**Problem requirements**
Copy out each line containing "door" from the entries below.

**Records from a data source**

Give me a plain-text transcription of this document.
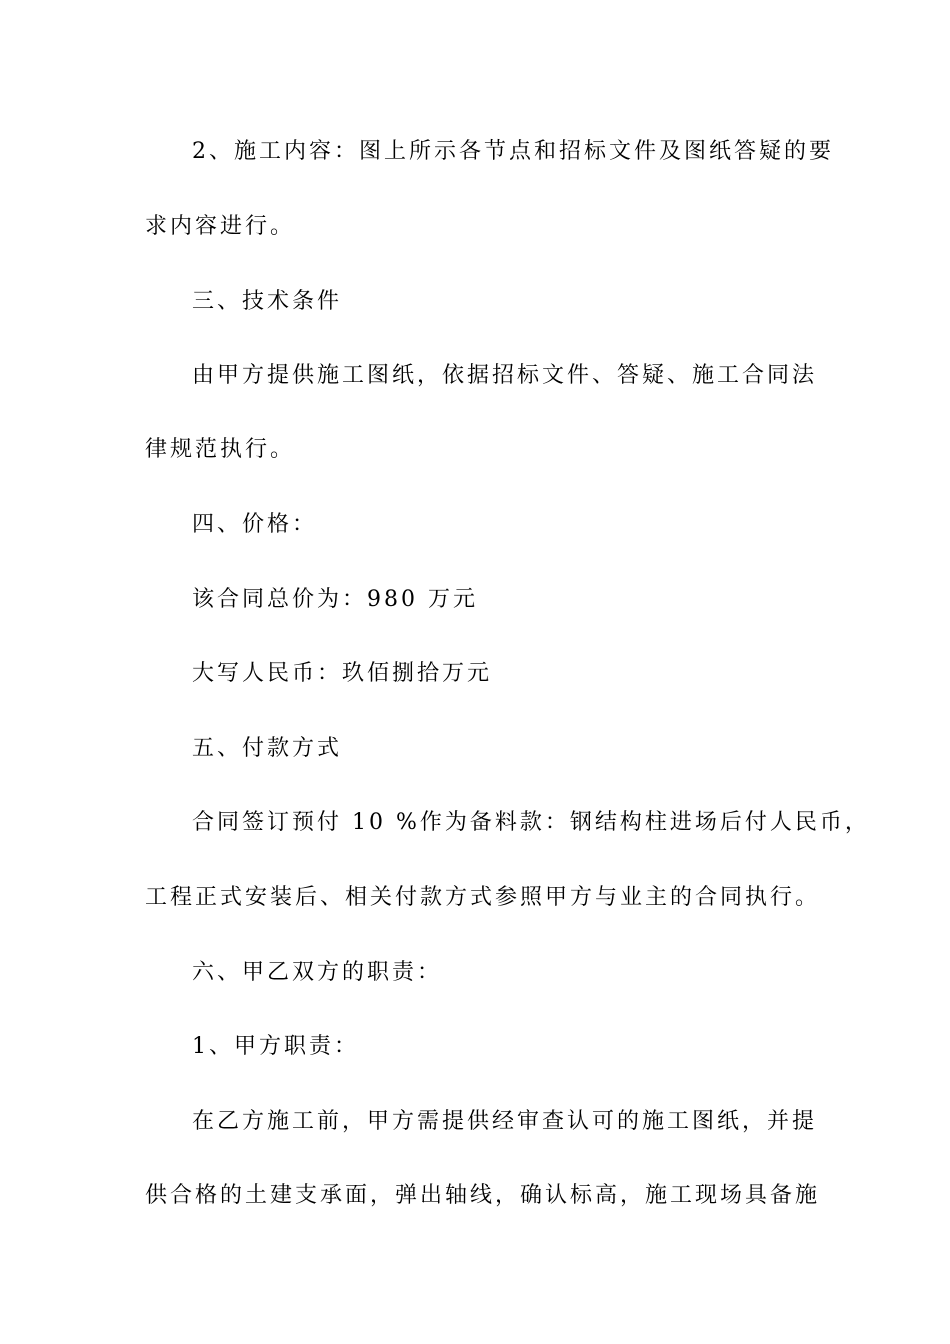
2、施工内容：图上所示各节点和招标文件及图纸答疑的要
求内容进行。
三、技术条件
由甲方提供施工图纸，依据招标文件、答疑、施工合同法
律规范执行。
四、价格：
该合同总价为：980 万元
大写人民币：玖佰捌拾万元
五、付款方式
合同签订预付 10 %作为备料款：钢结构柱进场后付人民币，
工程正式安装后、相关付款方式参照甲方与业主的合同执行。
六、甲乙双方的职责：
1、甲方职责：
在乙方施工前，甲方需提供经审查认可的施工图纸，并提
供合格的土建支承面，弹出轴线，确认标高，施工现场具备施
...
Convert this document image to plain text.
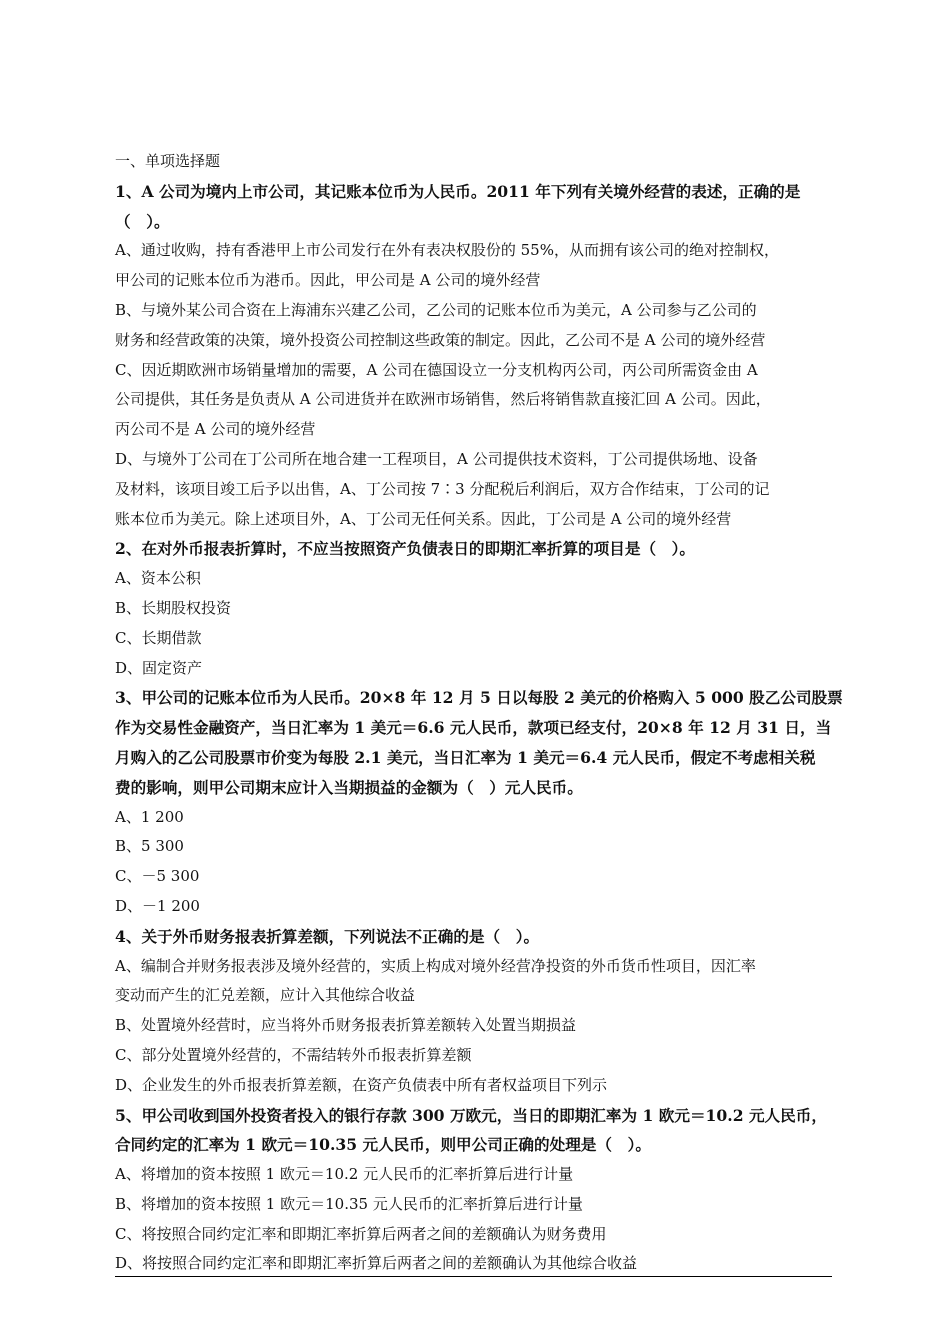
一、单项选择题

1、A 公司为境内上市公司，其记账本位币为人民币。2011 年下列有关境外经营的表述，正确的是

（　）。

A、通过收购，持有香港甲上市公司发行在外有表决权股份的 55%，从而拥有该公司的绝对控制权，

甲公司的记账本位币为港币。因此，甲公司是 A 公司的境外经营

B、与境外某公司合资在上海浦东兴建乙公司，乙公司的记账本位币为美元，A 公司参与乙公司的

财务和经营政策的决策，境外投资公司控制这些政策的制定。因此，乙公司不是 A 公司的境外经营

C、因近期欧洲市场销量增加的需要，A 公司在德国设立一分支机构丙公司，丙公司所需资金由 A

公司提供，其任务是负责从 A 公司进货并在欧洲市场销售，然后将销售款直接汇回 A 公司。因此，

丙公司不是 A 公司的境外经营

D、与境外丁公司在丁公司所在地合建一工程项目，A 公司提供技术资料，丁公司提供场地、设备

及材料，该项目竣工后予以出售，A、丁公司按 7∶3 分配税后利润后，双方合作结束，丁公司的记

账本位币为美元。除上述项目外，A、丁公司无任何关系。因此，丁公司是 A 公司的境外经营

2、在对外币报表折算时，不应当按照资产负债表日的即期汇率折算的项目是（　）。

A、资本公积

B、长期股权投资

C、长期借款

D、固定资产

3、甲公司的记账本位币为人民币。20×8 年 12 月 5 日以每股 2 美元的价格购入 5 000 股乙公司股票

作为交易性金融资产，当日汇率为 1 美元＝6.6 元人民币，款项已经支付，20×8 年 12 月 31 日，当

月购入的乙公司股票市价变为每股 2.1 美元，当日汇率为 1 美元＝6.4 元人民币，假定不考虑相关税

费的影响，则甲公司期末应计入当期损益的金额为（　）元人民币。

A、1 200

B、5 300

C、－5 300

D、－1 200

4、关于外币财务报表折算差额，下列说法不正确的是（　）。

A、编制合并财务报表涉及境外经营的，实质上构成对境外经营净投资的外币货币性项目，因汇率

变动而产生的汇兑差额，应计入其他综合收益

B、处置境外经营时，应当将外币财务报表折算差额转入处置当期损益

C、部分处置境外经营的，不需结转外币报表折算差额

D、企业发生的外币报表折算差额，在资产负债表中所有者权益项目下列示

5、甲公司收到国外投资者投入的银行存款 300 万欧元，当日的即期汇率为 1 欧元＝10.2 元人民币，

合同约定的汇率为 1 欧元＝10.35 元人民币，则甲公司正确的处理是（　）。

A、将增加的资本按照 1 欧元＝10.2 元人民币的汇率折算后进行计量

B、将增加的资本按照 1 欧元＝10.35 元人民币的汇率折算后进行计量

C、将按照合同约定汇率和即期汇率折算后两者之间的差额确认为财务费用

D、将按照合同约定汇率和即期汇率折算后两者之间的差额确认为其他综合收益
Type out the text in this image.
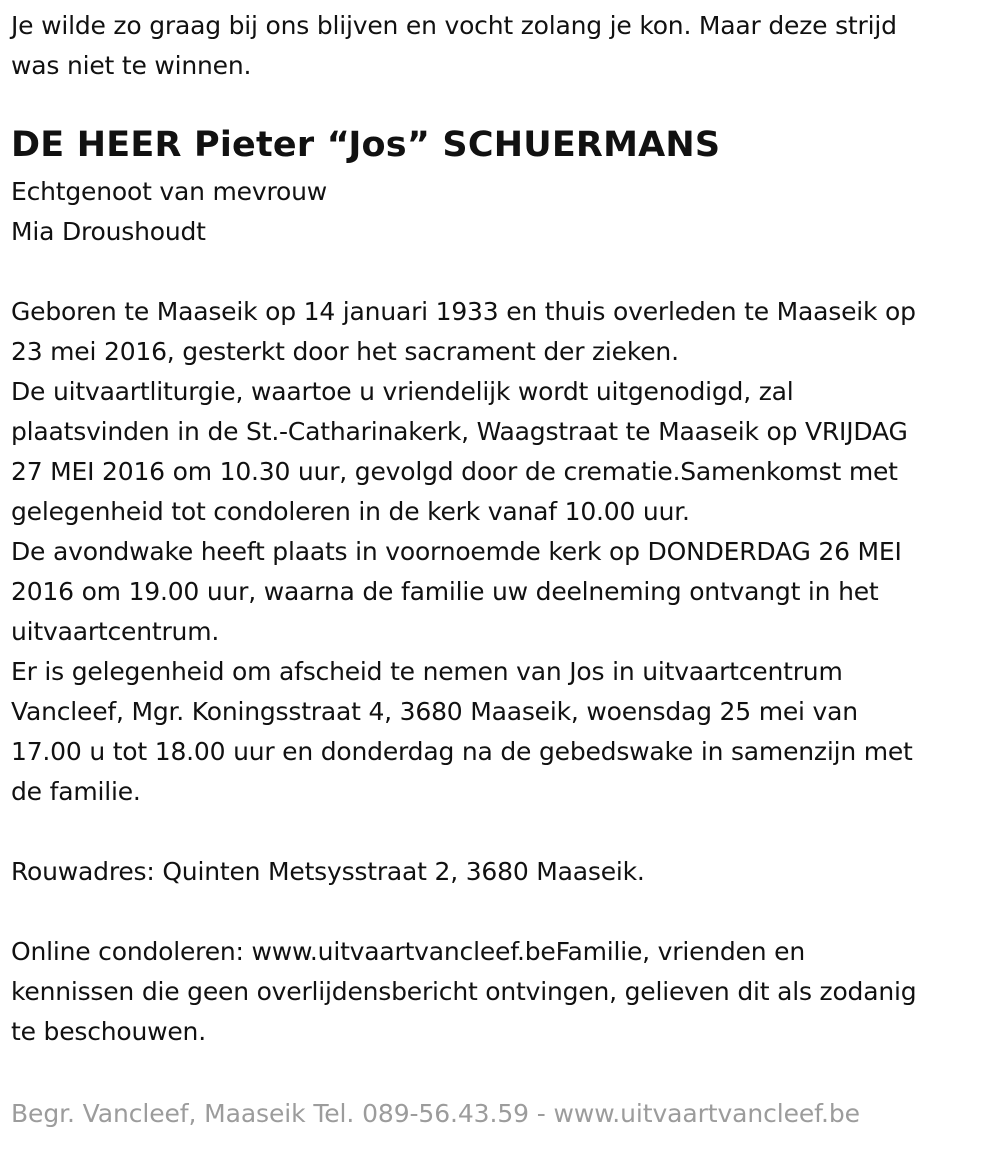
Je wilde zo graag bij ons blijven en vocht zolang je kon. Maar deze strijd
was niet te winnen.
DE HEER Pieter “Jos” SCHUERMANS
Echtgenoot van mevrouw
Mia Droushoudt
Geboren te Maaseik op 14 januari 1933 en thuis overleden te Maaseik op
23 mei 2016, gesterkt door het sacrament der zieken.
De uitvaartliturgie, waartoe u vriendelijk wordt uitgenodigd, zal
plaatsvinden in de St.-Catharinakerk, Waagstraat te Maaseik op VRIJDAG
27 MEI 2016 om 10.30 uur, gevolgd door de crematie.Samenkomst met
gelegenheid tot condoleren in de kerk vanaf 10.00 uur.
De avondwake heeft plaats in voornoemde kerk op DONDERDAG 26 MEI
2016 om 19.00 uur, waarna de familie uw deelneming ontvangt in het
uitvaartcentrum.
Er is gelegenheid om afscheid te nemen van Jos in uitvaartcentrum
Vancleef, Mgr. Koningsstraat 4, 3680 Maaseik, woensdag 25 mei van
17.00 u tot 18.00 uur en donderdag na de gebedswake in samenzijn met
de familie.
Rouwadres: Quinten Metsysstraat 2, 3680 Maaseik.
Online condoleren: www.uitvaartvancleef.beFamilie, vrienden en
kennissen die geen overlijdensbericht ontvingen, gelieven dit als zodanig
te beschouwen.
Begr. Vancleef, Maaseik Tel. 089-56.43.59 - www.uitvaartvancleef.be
...
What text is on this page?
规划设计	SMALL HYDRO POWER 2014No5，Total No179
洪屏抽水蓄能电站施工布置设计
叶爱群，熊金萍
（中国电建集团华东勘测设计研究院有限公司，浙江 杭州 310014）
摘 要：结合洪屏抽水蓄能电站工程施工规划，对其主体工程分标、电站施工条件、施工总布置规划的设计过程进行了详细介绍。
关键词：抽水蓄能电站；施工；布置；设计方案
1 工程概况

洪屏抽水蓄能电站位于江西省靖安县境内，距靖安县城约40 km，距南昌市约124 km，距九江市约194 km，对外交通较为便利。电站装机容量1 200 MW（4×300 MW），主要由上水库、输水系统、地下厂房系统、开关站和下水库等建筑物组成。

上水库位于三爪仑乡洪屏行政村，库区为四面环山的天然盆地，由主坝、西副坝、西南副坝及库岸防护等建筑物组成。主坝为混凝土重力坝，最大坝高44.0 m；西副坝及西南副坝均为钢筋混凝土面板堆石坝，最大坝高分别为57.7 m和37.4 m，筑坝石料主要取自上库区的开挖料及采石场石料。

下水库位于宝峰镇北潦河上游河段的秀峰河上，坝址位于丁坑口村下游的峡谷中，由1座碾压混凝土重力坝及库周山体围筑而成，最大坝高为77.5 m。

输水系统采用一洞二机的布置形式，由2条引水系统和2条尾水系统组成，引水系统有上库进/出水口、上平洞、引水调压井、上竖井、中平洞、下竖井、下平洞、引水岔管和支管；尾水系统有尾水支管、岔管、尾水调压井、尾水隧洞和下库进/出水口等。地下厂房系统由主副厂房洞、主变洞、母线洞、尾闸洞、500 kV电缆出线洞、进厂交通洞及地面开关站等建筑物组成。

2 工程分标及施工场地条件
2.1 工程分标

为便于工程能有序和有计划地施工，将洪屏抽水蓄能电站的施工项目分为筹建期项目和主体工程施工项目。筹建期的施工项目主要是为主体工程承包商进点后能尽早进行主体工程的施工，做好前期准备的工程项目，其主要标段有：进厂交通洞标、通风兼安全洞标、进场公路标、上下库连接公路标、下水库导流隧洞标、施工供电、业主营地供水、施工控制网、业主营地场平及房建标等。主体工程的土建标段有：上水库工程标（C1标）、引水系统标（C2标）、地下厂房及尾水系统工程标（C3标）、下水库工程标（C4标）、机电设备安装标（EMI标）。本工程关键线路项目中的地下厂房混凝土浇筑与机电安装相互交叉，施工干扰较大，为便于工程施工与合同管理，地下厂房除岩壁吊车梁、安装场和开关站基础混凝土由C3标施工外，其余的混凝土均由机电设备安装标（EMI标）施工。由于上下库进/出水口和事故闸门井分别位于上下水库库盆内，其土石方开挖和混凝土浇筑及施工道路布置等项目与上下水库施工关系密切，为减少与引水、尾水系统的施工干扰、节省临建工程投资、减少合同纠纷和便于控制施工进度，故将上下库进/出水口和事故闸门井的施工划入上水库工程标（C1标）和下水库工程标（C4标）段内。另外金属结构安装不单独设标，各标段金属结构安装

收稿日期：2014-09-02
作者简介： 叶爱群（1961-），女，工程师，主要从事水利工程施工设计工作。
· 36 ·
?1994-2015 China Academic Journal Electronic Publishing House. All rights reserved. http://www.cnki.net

**Result**
23 mei 2016, gesterkt door het sacrament der zieken.
27 MEI 2016 om 10.30 uur, gevolgd door de crematie.Samenkomst met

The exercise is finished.